──────── Data excerpts

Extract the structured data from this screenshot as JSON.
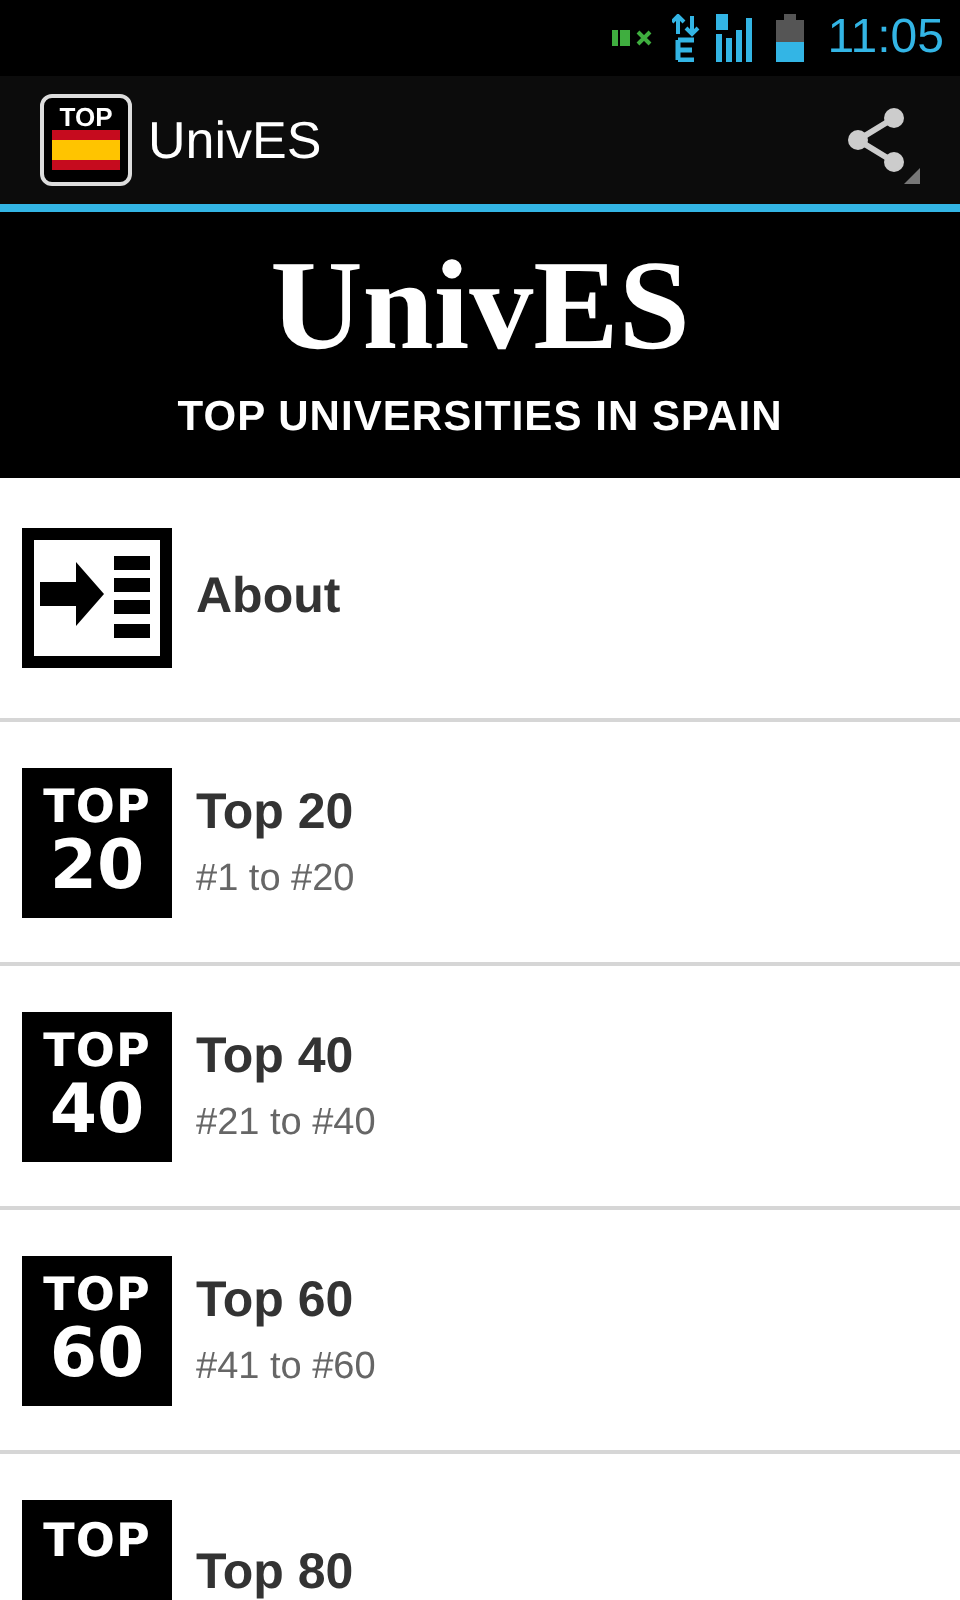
{
  "status_bar": {
    "time": "11:05"
  },
  "action_bar": {
    "app_icon_label": "TOP",
    "title": "UnivES"
  },
  "banner": {
    "title": "UnivES",
    "subtitle": "TOP UNIVERSITIES IN SPAIN"
  },
  "items": [
    {
      "kind": "about",
      "title": "About"
    },
    {
      "kind": "top",
      "badge_top": "TOP",
      "badge_number": "20",
      "title": "Top 20",
      "subtitle": "#1 to #20"
    },
    {
      "kind": "top",
      "badge_top": "TOP",
      "badge_number": "40",
      "title": "Top 40",
      "subtitle": "#21 to #40"
    },
    {
      "kind": "top",
      "badge_top": "TOP",
      "badge_number": "60",
      "title": "Top 60",
      "subtitle": "#41 to #60"
    },
    {
      "kind": "top",
      "badge_top": "TOP",
      "title": "Top 80"
    }
  ]
}
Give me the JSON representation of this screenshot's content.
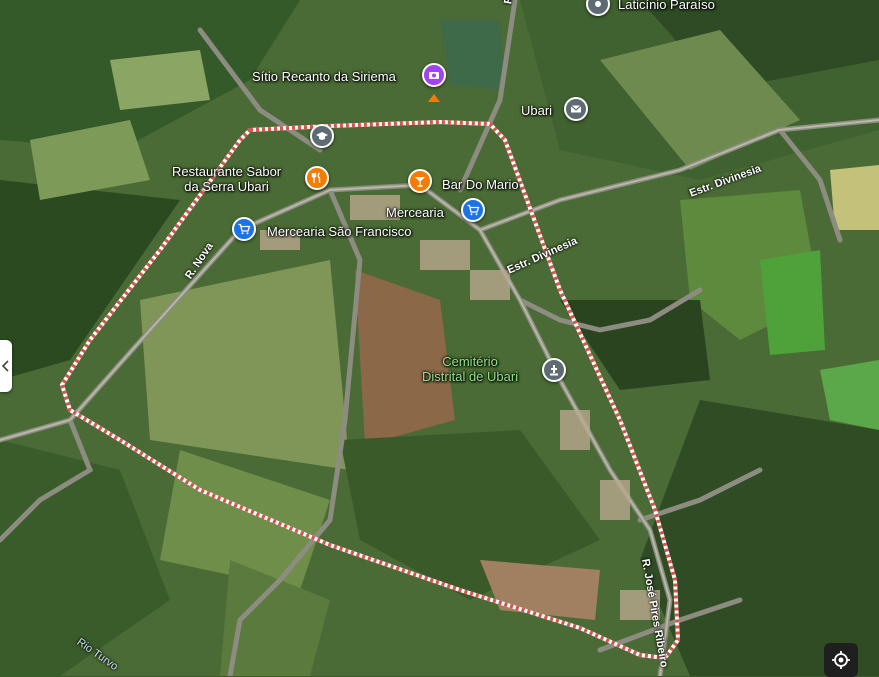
{
  "colors": {
    "boundary": "#d9534f",
    "food_pin": "#f57c00",
    "shop_pin": "#1a73e8",
    "civic_pin": "#5f6b73",
    "leisure_pin": "#a142f4",
    "cemetery_label": "#8fe18a"
  },
  "places": {
    "laticinio": "Laticínio Paraíso",
    "sitio": "Sítio Recanto da Siriema",
    "ubari_post": "Ubari",
    "restaurante_l1": "Restaurante Sabor",
    "restaurante_l2": "da Serra Ubari",
    "bar": "Bar Do Mario",
    "mercearia": "Mercearia",
    "mercearia_sf": "Mercearia São Francisco",
    "cemiterio_l1": "Cemitério",
    "cemiterio_l2": "Distrital de Ubari"
  },
  "roads": {
    "divinesia_east": "Estr. Divinesia",
    "divinesia": "Estr. Divinesia",
    "nova": "R. Nova",
    "jose_pires": "R. José Pires Ribeiro",
    "rio_turvo": "Rio Turvo",
    "top_road": "R"
  },
  "icons": {
    "pin_poi": "map-pin-icon",
    "restaurant": "fork-knife-icon",
    "bar": "cocktail-icon",
    "shop": "shopping-cart-icon",
    "mail": "envelope-icon",
    "school": "graduation-cap-icon",
    "photo": "camera-icon",
    "cemetery": "monument-icon",
    "locate": "my-location-icon"
  }
}
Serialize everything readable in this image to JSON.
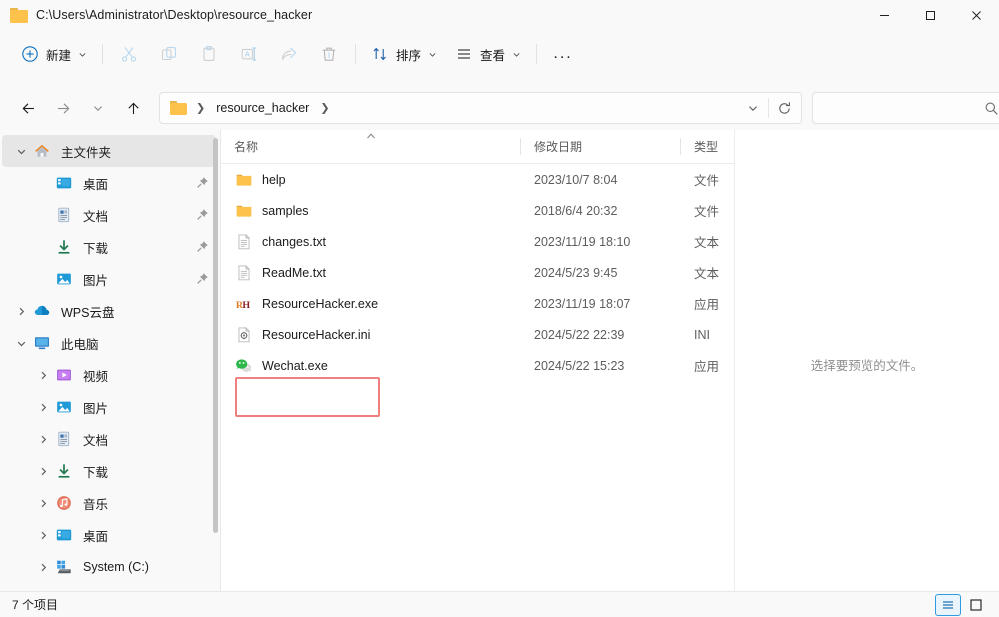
{
  "window": {
    "title": "C:\\Users\\Administrator\\Desktop\\resource_hacker",
    "minimize_label": "最小化",
    "maximize_label": "最大化",
    "close_label": "关闭"
  },
  "toolbar": {
    "new_label": "新建",
    "sort_label": "排序",
    "view_label": "查看",
    "more_label": "...",
    "cut_label": "剪切",
    "copy_label": "复制",
    "paste_label": "粘贴",
    "rename_label": "重命名",
    "share_label": "共享",
    "delete_label": "删除"
  },
  "address": {
    "back_label": "后退",
    "forward_label": "前进",
    "recent_label": "最近查看的位置",
    "up_label": "上移到上一级",
    "crumbs": [
      "resource_hacker"
    ],
    "dropdown_label": "历史记录",
    "refresh_label": "刷新",
    "search_value": "",
    "search_placeholder": ""
  },
  "sidebar": {
    "items": [
      {
        "label": "主文件夹",
        "icon": "home-icon",
        "twisty": "down",
        "level": 0,
        "selected": true,
        "pinned": false
      },
      {
        "label": "桌面",
        "icon": "desktop-icon",
        "twisty": "none",
        "level": 1,
        "selected": false,
        "pinned": true
      },
      {
        "label": "文档",
        "icon": "documents-icon",
        "twisty": "none",
        "level": 1,
        "selected": false,
        "pinned": true
      },
      {
        "label": "下载",
        "icon": "downloads-icon",
        "twisty": "none",
        "level": 1,
        "selected": false,
        "pinned": true
      },
      {
        "label": "图片",
        "icon": "pictures-icon",
        "twisty": "none",
        "level": 1,
        "selected": false,
        "pinned": true
      },
      {
        "label": "WPS云盘",
        "icon": "cloud-icon",
        "twisty": "right",
        "level": 0,
        "selected": false,
        "pinned": false
      },
      {
        "label": "此电脑",
        "icon": "thispc-icon",
        "twisty": "down",
        "level": 0,
        "selected": false,
        "pinned": false
      },
      {
        "label": "视频",
        "icon": "videos-icon",
        "twisty": "right",
        "level": 1,
        "selected": false,
        "pinned": false
      },
      {
        "label": "图片",
        "icon": "pictures-icon",
        "twisty": "right",
        "level": 1,
        "selected": false,
        "pinned": false
      },
      {
        "label": "文档",
        "icon": "documents-icon",
        "twisty": "right",
        "level": 1,
        "selected": false,
        "pinned": false
      },
      {
        "label": "下载",
        "icon": "downloads-icon",
        "twisty": "right",
        "level": 1,
        "selected": false,
        "pinned": false
      },
      {
        "label": "音乐",
        "icon": "music-icon",
        "twisty": "right",
        "level": 1,
        "selected": false,
        "pinned": false
      },
      {
        "label": "桌面",
        "icon": "desktop-icon",
        "twisty": "right",
        "level": 1,
        "selected": false,
        "pinned": false
      },
      {
        "label": "System (C:)",
        "icon": "drive-icon",
        "twisty": "right",
        "level": 1,
        "selected": false,
        "pinned": false
      }
    ]
  },
  "filelist": {
    "columns": [
      {
        "label": "名称",
        "sorted": "asc"
      },
      {
        "label": "修改日期",
        "sorted": ""
      },
      {
        "label": "类型",
        "sorted": ""
      }
    ],
    "rows": [
      {
        "name": "help",
        "date": "2023/10/7 8:04",
        "type": "文件",
        "icon": "folder-icon",
        "highlighted": false
      },
      {
        "name": "samples",
        "date": "2018/6/4 20:32",
        "type": "文件",
        "icon": "folder-icon",
        "highlighted": false
      },
      {
        "name": "changes.txt",
        "date": "2023/11/19 18:10",
        "type": "文本",
        "icon": "text-file-icon",
        "highlighted": false
      },
      {
        "name": "ReadMe.txt",
        "date": "2024/5/23 9:45",
        "type": "文本",
        "icon": "text-file-icon",
        "highlighted": false
      },
      {
        "name": "ResourceHacker.exe",
        "date": "2023/11/19 18:07",
        "type": "应用",
        "icon": "resource-hacker-icon",
        "highlighted": false
      },
      {
        "name": "ResourceHacker.ini",
        "date": "2024/5/22 22:39",
        "type": "INI",
        "icon": "ini-file-icon",
        "highlighted": false
      },
      {
        "name": "Wechat.exe",
        "date": "2024/5/22 15:23",
        "type": "应用",
        "icon": "wechat-icon",
        "highlighted": true
      }
    ]
  },
  "preview": {
    "empty_text": "选择要预览的文件。"
  },
  "statusbar": {
    "item_count": "7 个项目",
    "details_view_label": "详细信息",
    "large_icons_view_label": "大图标"
  },
  "colors": {
    "accent": "#0078d4",
    "highlight_box": "#f08080",
    "folder": "#fcc24c",
    "selection": "#e6e6e6"
  }
}
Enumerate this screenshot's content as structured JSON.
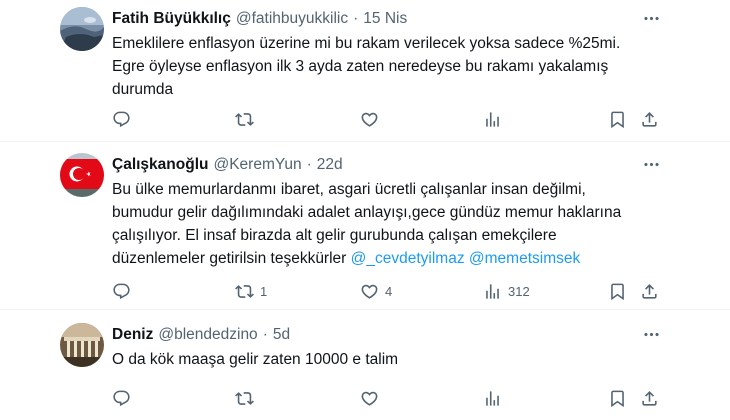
{
  "tweets": [
    {
      "name": "Fatih Büyükkılıç",
      "handle": "@fatihbuyukkilic",
      "separator": "·",
      "time": "15 Nis",
      "lines": [
        "Emeklilere enflasyon üzerine mi bu rakam verilecek yoksa sadece %25mi.",
        "Egre öyleyse enflasyon ilk 3 ayda zaten neredeyse bu rakamı yakalamış",
        "durumda"
      ],
      "replies": "",
      "retweets": "",
      "likes": "",
      "views": ""
    },
    {
      "name": "Çalışkanoğlu",
      "handle": "@KeremYun",
      "separator": "·",
      "time": "22d",
      "lines": [
        "Bu ülke memurlardanmı ibaret, asgari ücretli çalışanlar insan değilmi,",
        "bumudur gelir dağılımındaki adalet anlayışı,gece gündüz memur haklarına",
        "çalışılıyor. El insaf birazda alt gelir gurubunda çalışan emekçilere"
      ],
      "last_line_text": "düzenlemeler getirilsin teşekkürler",
      "mention_1": "@_cevdetyilmaz",
      "mention_2": "@memetsimsek",
      "replies": "",
      "retweets": "1",
      "likes": "4",
      "views": "312"
    },
    {
      "name": "Deniz",
      "handle": "@blendedzino",
      "separator": "·",
      "time": "5d",
      "lines": [
        "O da kök maaşa gelir zaten 10000 e talim"
      ],
      "replies": "",
      "retweets": "",
      "likes": "",
      "views": ""
    }
  ],
  "colors": {
    "text": "#0f1419",
    "secondary": "#536471",
    "link": "#1d9bf0",
    "divider": "#eff3f4"
  },
  "icons": [
    "more-icon",
    "reply-icon",
    "retweet-icon",
    "like-icon",
    "views-icon",
    "bookmark-icon",
    "share-icon"
  ]
}
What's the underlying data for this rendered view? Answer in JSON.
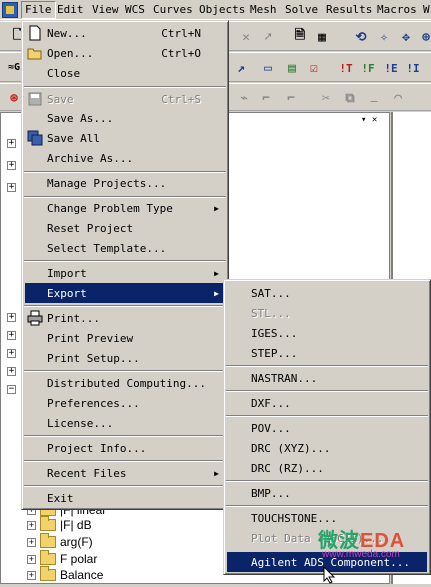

────────────────

• **Set problem**:
Filter the entries down to the lines containing "Estr". Copy each of those lines.

• **Result for this task**:
    "divinesia_east": "Estr. Divinesia",
    "divinesia": "Estr. Divinesia",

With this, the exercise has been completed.